** Start Data supplied **

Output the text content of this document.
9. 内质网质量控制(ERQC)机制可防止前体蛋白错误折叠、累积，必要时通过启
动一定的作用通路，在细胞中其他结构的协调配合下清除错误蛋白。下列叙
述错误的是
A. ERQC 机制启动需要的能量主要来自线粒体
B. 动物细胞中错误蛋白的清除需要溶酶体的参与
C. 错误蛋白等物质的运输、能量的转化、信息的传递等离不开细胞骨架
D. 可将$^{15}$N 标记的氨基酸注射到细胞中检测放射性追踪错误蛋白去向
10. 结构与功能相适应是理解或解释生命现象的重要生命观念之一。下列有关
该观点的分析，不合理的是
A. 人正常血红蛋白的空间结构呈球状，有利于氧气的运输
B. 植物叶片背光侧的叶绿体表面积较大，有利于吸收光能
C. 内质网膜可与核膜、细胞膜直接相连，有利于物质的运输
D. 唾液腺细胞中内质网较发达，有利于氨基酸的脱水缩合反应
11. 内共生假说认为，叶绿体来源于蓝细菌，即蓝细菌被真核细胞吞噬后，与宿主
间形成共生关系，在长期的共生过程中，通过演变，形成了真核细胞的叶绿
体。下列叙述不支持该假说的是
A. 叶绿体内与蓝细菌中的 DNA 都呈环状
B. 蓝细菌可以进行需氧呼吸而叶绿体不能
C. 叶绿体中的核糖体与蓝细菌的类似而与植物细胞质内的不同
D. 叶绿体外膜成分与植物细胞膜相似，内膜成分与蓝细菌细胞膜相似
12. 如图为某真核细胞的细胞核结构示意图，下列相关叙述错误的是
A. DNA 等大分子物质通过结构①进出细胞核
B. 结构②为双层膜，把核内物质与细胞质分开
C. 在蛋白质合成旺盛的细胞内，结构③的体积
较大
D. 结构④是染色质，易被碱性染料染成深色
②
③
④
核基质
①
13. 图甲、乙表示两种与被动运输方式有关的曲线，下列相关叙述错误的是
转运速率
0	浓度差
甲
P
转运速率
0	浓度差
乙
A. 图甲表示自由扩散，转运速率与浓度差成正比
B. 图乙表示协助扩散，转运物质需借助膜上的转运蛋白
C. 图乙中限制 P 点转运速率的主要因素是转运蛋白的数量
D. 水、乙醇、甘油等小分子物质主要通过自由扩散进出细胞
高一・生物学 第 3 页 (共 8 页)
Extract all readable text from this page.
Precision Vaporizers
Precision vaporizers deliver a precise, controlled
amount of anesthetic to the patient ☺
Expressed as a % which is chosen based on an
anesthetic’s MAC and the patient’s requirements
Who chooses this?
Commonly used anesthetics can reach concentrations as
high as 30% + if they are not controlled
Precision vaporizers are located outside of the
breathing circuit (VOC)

** End Data supplied **

#### [Problem to work on]
Pick out the lines containing the string "ERQC" and show them.

#### [The answer]
9. 内质网质量控制(ERQC)机制可防止前体蛋白错误折叠、累积，必要时通过启
A. ERQC 机制启动需要的能量主要来自线粒体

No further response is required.